▶ EXERCISE DETAILS
Identify the lines that include the word "滤液中可能含有", then copy all of them.
>>>>
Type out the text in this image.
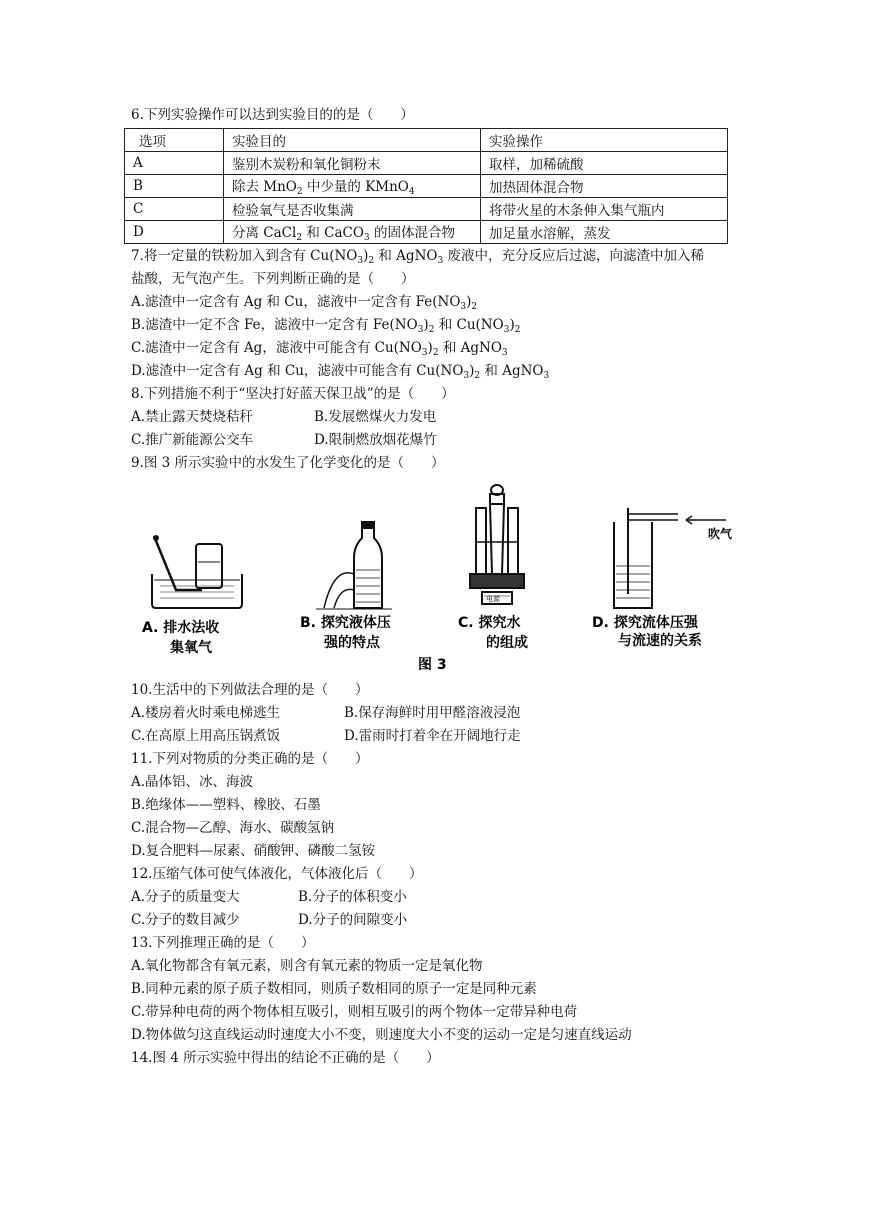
6.下列实验操作可以达到实验目的的是（　　）
选项	实验目的	实验操作
A	鉴别木炭粉和氧化铜粉末	取样，加稀硫酸
B	除去 MnO$_2$ 中少量的 KMnO$_4$	加热固体混合物
C	检验氧气是否收集满	将带火星的木条伸入集气瓶内
D	分离 CaCl$_2$ 和 CaCO$_3$ 的固体混合物	加足量水溶解，蒸发
7.将一定量的铁粉加入到含有 $Cu(NO_3)_2$ 和 AgNO$_3$ 废液中，充分反应后过滤，向滤渣中加入稀
盐酸，无气泡产生。下列判断正确的是（　　）
A.滤渣中一定含有 Ag 和 Cu，滤液中一定含有 $Fe(NO_3)_2$
B.滤渣中一定不含 Fe，滤液中一定含有 $Fe(NO_3)_2$ 和 $Cu(NO_3)_2$
C.滤渣中一定含有 Ag，滤液中可能含有 $Cu(NO_3)_2$ 和 AgNO$_3$
D.滤渣中一定含有 Ag 和 Cu，滤液中可能含有 $Cu(NO_3)_2$ 和 AgNO$_3$
8.下列措施不利于“坚决打好蓝天保卫战”的是（　　）
A.禁止露天焚烧秸秆	B.发展燃煤火力发电
C.推广新能源公交车	D.限制燃放烟花爆竹
9.图 3 所示实验中的水发生了化学变化的是（　　）
吹气
电源
A. 排水法收
集氧气
B. 探究液体压
强的特点
C. 探究水
的组成
D. 探究流体压强
与流速的关系
图 3
10.生活中的下列做法合理的是（　　）
A.楼房着火时乘电梯逃生	B.保存海鲜时用甲醛溶液浸泡
C.在高原上用高压锅煮饭	D.雷雨时打着伞在开阔地行走
11.下列对物质的分类正确的是（　　）
A.晶体铝、冰、海波
B.绝缘体——塑料、橡胶、石墨
C.混合物—乙醇、海水、碳酸氢钠
D.复合肥料—尿素、硝酸钾、磷酸二氢铵
12.压缩气体可使气体液化，气体液化后（　　）
A.分子的质量变大	B.分子的体积变小
C.分子的数目减少	D.分子的间隙变小
13.下列推理正确的是（　　）
A.氧化物都含有氧元素，则含有氧元素的物质一定是氧化物
B.同种元素的原子质子数相同，则质子数相同的原子一定是同种元素
C.带异种电荷的两个物体相互吸引，则相互吸引的两个物体一定带异种电荷
D.物体做匀这直线运动时速度大小不变，则速度大小不变的运动一定是匀速直线运动
14.图 4 所示实验中得出的结论不正确的是（　　）
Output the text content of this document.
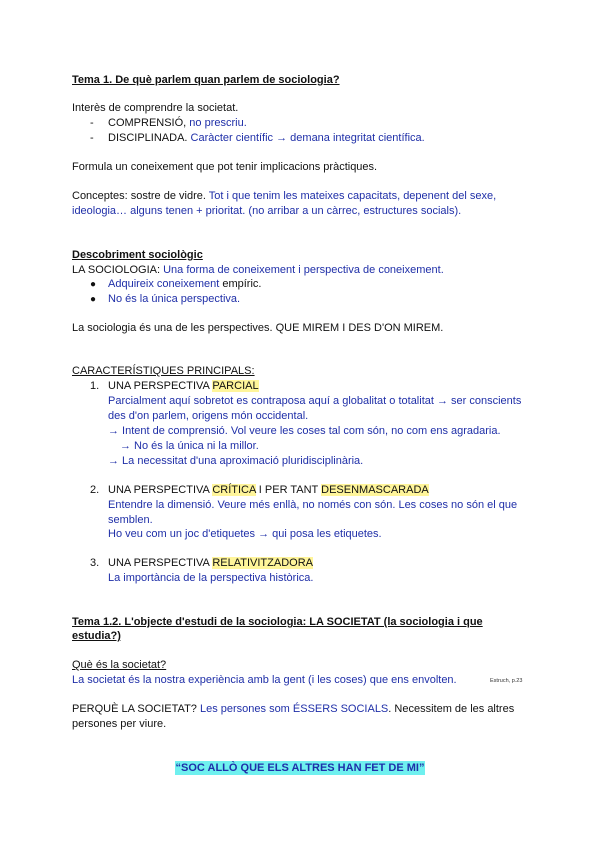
Tema 1. De què parlem quan parlem de sociologia?
Interès de comprendre la societat.
- COMPRENSIÓ, no prescriu.
- DISCIPLINADA. Caràcter científic → demana integritat científica.
Formula un coneixement que pot tenir implicacions pràctiques.
Conceptes: sostre de vidre. Tot i que tenim les mateixes capacitats, depenent del sexe,
ideologia… alguns tenen + prioritat. (no arribar a un càrrec, estructures socials).
Descobriment sociològic
LA SOCIOLOGIA: Una forma de coneixement i perspectiva de coneixement.
● Adquireix coneixement empíric.
● No és la única perspectiva.
La sociologia és una de les perspectives. QUE MIREM I DES D'ON MIREM.
CARACTERÍSTIQUES PRINCIPALS:
1. UNA PERSPECTIVA PARCIAL
Parcialment aquí sobretot es contraposa aquí a globalitat o totalitat → ser conscients
des d'on parlem, origens món occidental.
→ Intent de comprensió. Vol veure les coses tal com són, no com ens agradaria.
→ No és la única ni la millor.
→ La necessitat d'una aproximació pluridisciplinària.
2. UNA PERSPECTIVA CRÍTICA I PER TANT DESENMASCARADA
Entendre la dimensió. Veure més enllà, no només con són. Les coses no són el que
semblen.
Ho veu com un joc d'etiquetes → qui posa les etiquetes.
3. UNA PERSPECTIVA RELATIVITZADORA
La importància de la perspectiva històrica.
Tema 1.2. L'objecte d'estudi de la sociologia: LA SOCIETAT (la sociologia i que
estudia?)
Què és la societat?
La societat és la nostra experiència amb la gent (i les coses) que ens envolten.	Estruch, p.23
PERQUÈ LA SOCIETAT? Les persones som ÉSSERS SOCIALS. Necessitem de les altres
persones per viure.
“SOC ALLÒ QUE ELS ALTRES HAN FET DE MI”
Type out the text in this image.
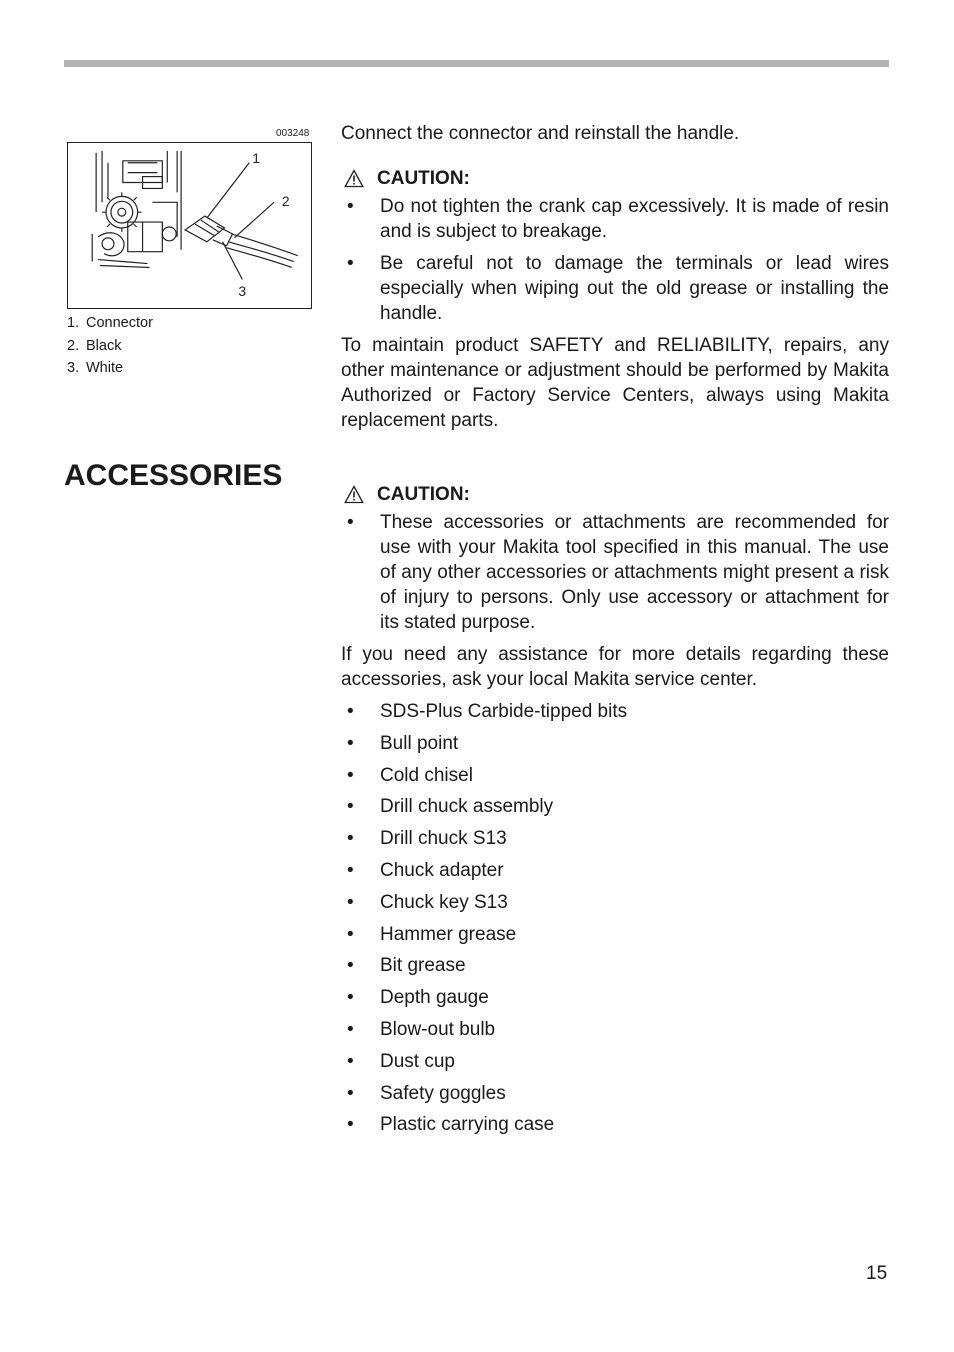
003248
1
2
3
1. Connector
2. Black
3. White

Connect the connector and reinstall the handle.

CAUTION:
• Do not tighten the crank cap excessively. It is made of resin and is subject to breakage.
• Be careful not to damage the terminals or lead wires especially when wiping out the old grease or installing the handle.

To maintain product SAFETY and RELIABILITY, repairs, any other maintenance or adjustment should be performed by Makita Authorized or Factory Service Centers, always using Makita replacement parts.

ACCESSORIES
CAUTION:
• These accessories or attachments are recommended for use with your Makita tool specified in this manual. The use of any other accessories or attachments might present a risk of injury to persons. Only use accessory or attachment for its stated purpose.

If you need any assistance for more details regarding these accessories, ask your local Makita service center.

• SDS-Plus Carbide-tipped bits
• Bull point
• Cold chisel
• Drill chuck assembly
• Drill chuck S13
• Chuck adapter
• Chuck key S13
• Hammer grease
• Bit grease
• Depth gauge
• Blow-out bulb
• Dust cup
• Safety goggles
• Plastic carrying case
15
<<<<
▶ EXERCISE RESPONSE
C.滤渣中一定含有 Ag，滤液中可能含有 $Cu(NO_3)_2$ 和 AgNO$_3$
D.滤渣中一定含有 Ag 和 Cu，滤液中可能含有 $Cu(NO_3)_2$ 和 AgNO$_3$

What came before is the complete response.